## Instructions for the task:
Return the material word for word. Do not include pictures.

## The data:
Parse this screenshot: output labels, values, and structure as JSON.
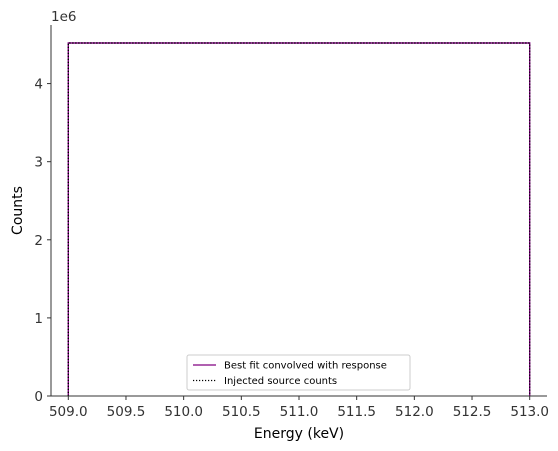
{
  "chart_data": {
    "type": "line",
    "title": "",
    "xlabel": "Energy (keV)",
    "ylabel": "Counts",
    "xlim": [
      508.85,
      513.15
    ],
    "ylim": [
      0,
      4750000
    ],
    "x_ticks": [
      509.0,
      509.5,
      510.0,
      510.5,
      511.0,
      511.5,
      512.0,
      512.5,
      513.0
    ],
    "x_tick_labels": [
      "509.0",
      "509.5",
      "510.0",
      "510.5",
      "511.0",
      "511.5",
      "512.0",
      "512.5",
      "513.0"
    ],
    "y_ticks": [
      0,
      1000000,
      2000000,
      3000000,
      4000000
    ],
    "y_tick_labels": [
      "0",
      "1",
      "2",
      "3",
      "4"
    ],
    "y_offset_text": "1e6",
    "grid": false,
    "legend_position": "lower center",
    "series": [
      {
        "name": "Best fit convolved with response",
        "color": "#800080",
        "style": "solid",
        "x": [
          509.0,
          509.0,
          513.0,
          513.0
        ],
        "y": [
          0,
          4520000,
          4520000,
          0
        ]
      },
      {
        "name": "Injected source counts",
        "color": "#000000",
        "style": "dotted",
        "x": [
          509.0,
          509.0,
          513.0,
          513.0
        ],
        "y": [
          0,
          4520000,
          4520000,
          0
        ]
      }
    ]
  }
}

## Finished answer:
Parse this screenshot: output labels, values, and structure as JSON.
{
  "chart_data": {
    "type": "line",
    "title": "",
    "xlabel": "Energy (keV)",
    "ylabel": "Counts",
    "xlim": [
      508.85,
      513.15
    ],
    "ylim": [
      0,
      4750000
    ],
    "x_ticks": [
      509.0,
      509.5,
      510.0,
      510.5,
      511.0,
      511.5,
      512.0,
      512.5,
      513.0
    ],
    "x_tick_labels": [
      "509.0",
      "509.5",
      "510.0",
      "510.5",
      "511.0",
      "511.5",
      "512.0",
      "512.5",
      "513.0"
    ],
    "y_ticks": [
      0,
      1000000,
      2000000,
      3000000,
      4000000
    ],
    "y_tick_labels": [
      "0",
      "1",
      "2",
      "3",
      "4"
    ],
    "y_offset_text": "1e6",
    "grid": false,
    "legend_position": "lower center",
    "series": [
      {
        "name": "Best fit convolved with response",
        "color": "#800080",
        "style": "solid",
        "x": [
          509.0,
          509.0,
          513.0,
          513.0
        ],
        "y": [
          0,
          4520000,
          4520000,
          0
        ]
      },
      {
        "name": "Injected source counts",
        "color": "#000000",
        "style": "dotted",
        "x": [
          509.0,
          509.0,
          513.0,
          513.0
        ],
        "y": [
          0,
          4520000,
          4520000,
          0
        ]
      }
    ]
  }
}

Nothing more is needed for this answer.